Dataset entries
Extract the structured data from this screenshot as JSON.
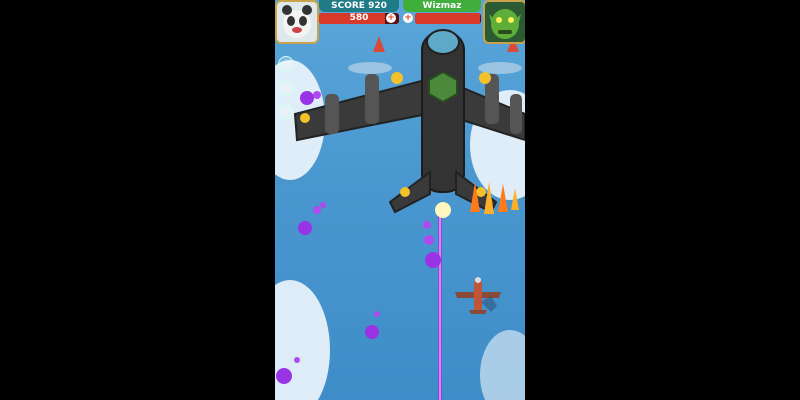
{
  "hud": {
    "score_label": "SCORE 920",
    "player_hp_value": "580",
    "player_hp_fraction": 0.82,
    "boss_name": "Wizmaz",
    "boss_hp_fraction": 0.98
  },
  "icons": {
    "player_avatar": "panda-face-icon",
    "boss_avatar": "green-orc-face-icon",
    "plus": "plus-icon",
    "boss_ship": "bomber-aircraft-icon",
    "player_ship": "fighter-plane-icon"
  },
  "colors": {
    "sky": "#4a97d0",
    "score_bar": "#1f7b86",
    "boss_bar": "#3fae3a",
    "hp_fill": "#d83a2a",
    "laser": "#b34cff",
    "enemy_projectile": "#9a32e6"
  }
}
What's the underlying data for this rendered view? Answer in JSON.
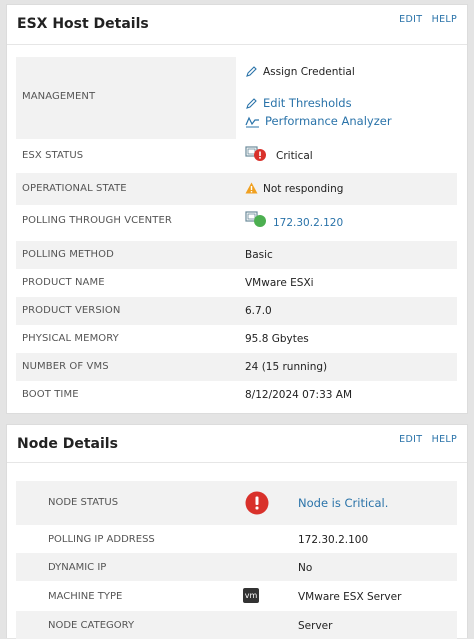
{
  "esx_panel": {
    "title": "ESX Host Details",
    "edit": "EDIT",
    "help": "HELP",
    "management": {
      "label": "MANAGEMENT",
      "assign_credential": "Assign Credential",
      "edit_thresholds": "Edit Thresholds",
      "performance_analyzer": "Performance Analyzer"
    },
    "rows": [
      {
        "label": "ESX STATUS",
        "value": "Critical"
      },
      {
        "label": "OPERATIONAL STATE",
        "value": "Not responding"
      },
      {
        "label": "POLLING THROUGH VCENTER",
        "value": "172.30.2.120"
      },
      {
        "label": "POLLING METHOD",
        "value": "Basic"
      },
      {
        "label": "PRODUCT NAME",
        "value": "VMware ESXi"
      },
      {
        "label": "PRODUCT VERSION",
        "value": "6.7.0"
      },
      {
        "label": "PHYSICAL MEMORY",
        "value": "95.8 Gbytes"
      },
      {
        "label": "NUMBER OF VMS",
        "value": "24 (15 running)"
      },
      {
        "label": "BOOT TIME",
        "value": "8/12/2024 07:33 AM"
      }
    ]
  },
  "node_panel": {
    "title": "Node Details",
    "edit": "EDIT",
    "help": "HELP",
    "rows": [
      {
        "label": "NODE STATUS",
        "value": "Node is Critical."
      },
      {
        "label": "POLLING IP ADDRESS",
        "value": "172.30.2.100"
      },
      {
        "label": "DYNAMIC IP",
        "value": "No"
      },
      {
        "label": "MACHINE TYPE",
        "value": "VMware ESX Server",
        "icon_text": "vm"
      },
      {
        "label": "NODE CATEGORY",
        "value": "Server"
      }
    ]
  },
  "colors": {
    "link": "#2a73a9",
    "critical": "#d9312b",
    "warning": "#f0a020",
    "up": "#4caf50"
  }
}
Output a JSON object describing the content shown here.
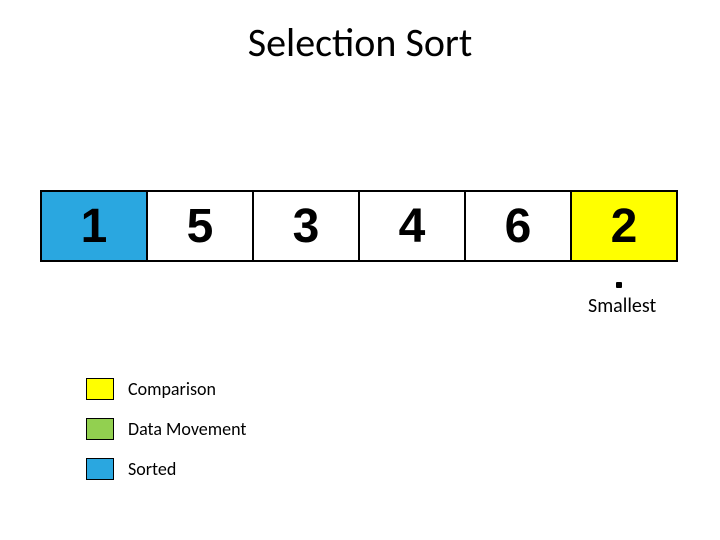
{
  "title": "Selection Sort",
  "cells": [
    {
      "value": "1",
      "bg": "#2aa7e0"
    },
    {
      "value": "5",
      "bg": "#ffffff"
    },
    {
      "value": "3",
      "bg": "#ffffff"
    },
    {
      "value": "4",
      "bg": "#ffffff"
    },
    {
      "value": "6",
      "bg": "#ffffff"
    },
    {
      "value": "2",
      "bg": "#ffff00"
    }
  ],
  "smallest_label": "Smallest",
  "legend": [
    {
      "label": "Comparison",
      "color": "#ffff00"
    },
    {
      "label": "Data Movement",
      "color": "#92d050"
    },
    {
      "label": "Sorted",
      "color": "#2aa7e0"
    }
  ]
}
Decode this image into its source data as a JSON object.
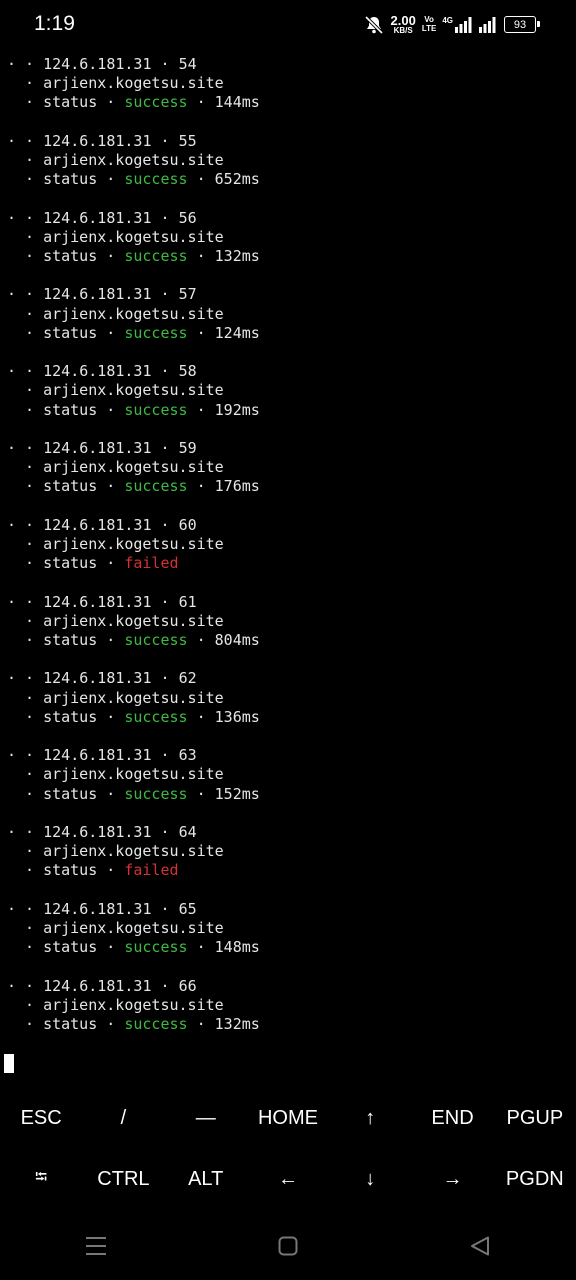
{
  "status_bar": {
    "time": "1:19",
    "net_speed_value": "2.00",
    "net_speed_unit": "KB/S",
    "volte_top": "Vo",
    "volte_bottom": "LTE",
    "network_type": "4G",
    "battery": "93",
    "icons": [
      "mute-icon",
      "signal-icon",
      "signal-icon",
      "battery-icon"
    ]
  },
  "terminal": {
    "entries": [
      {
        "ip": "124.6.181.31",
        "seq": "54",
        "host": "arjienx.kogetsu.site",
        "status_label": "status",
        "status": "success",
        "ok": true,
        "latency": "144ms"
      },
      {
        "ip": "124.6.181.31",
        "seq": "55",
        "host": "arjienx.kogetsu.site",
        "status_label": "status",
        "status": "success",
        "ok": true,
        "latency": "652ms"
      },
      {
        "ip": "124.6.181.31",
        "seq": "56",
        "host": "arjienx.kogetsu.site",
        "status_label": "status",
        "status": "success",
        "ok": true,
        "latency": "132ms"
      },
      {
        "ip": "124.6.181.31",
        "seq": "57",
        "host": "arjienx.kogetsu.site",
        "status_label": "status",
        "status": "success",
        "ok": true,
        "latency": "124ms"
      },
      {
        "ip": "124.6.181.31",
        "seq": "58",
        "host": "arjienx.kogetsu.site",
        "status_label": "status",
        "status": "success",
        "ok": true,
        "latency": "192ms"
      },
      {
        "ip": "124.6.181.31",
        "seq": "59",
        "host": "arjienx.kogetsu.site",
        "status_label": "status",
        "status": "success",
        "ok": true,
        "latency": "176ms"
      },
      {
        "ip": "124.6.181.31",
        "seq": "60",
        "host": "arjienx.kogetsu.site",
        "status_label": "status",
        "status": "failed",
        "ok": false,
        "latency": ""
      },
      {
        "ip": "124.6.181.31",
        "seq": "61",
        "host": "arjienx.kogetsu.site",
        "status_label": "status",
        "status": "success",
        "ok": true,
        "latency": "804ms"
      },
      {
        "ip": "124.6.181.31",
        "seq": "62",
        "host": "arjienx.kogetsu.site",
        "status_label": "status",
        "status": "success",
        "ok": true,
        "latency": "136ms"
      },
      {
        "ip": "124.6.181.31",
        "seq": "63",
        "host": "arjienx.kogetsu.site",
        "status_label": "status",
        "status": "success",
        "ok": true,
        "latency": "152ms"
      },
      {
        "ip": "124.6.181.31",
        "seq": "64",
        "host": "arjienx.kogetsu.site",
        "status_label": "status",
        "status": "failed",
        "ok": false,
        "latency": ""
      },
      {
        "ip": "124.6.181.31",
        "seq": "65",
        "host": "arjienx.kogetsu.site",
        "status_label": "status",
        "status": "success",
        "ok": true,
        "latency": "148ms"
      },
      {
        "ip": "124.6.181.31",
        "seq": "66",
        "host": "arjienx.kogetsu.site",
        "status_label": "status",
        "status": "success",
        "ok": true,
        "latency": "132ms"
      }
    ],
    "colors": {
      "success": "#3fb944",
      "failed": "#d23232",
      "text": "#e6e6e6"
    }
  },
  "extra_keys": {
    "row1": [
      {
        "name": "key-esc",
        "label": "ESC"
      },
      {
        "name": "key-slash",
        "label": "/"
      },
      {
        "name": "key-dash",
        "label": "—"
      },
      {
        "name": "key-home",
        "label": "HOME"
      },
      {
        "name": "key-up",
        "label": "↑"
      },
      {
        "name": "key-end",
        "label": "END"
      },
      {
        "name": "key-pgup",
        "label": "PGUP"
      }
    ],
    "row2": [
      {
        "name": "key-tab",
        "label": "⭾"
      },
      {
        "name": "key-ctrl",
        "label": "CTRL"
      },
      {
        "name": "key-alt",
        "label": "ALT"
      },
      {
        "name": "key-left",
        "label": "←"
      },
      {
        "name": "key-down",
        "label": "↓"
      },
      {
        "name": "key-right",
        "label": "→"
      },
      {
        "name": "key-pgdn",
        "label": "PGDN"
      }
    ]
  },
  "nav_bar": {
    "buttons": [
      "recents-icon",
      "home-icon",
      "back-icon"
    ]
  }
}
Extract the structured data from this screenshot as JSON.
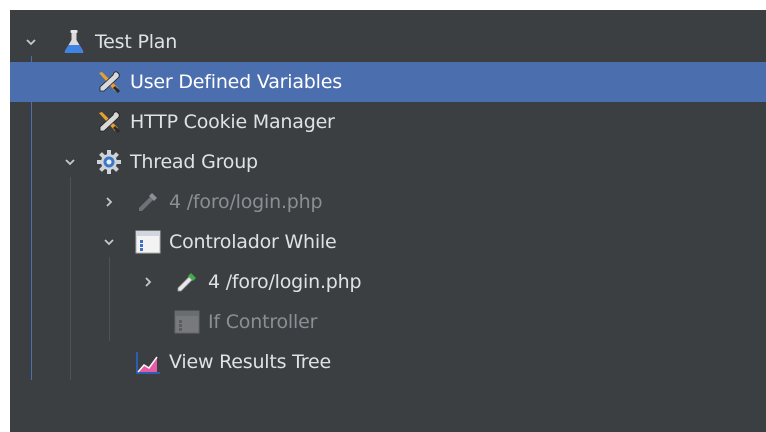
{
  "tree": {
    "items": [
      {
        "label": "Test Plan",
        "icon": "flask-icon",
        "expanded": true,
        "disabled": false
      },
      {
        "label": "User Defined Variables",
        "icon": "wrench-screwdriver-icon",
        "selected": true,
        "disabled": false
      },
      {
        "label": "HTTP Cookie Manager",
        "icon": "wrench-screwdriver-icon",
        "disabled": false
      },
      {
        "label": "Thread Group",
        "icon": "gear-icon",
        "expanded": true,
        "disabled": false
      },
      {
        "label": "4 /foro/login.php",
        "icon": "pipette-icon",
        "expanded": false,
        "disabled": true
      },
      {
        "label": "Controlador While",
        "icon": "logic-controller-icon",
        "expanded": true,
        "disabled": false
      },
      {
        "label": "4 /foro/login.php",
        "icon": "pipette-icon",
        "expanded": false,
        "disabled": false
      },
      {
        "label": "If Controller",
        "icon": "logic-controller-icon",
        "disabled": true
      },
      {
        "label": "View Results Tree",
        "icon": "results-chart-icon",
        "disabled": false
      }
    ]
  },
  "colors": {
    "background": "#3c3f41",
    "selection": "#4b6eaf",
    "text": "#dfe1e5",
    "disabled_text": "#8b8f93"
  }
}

**WHAT TO DO:**
Look through the material above and pick out each line holding the word "PRODUCT".

**EXPECTED ANSWER:**
        "label": "PRODUCT NAME",
        "label": "PRODUCT VERSION",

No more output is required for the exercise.